Figure record extracts
■ ■ ■ ■

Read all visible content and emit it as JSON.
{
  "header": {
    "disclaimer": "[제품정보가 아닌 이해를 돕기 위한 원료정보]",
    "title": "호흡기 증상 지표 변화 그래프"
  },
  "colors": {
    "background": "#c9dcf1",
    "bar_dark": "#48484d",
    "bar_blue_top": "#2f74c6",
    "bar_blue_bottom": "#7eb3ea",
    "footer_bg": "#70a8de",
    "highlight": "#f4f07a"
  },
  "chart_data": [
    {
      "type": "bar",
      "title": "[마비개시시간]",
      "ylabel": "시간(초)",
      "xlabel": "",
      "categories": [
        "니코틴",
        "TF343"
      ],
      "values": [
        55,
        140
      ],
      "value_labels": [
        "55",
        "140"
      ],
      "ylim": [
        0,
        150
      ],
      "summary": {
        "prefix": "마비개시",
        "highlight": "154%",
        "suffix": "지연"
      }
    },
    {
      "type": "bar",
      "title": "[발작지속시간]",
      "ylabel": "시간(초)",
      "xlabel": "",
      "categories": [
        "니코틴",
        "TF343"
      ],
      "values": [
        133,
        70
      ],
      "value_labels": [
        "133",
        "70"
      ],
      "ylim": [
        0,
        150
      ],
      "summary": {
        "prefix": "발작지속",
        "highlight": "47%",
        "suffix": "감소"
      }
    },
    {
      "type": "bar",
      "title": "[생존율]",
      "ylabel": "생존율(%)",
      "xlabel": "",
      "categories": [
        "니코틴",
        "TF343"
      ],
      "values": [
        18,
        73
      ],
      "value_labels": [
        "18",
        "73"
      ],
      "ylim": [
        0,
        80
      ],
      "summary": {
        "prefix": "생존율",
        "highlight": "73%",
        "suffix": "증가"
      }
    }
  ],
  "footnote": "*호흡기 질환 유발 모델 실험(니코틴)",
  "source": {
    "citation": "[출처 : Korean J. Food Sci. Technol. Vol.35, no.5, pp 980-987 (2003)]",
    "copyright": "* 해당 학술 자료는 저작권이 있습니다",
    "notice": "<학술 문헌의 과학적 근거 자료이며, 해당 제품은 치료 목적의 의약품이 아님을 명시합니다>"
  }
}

■ ■ ■ ■

◆ WHAT IS EXPECTED ◆
Above are the records. Identify each line that contains the word "highlight".

◆ ANSWER TO THE PROBLEM ◆
    "highlight": "#f4f07a"
        "highlight": "154%",
        "highlight": "47%",
        "highlight": "73%",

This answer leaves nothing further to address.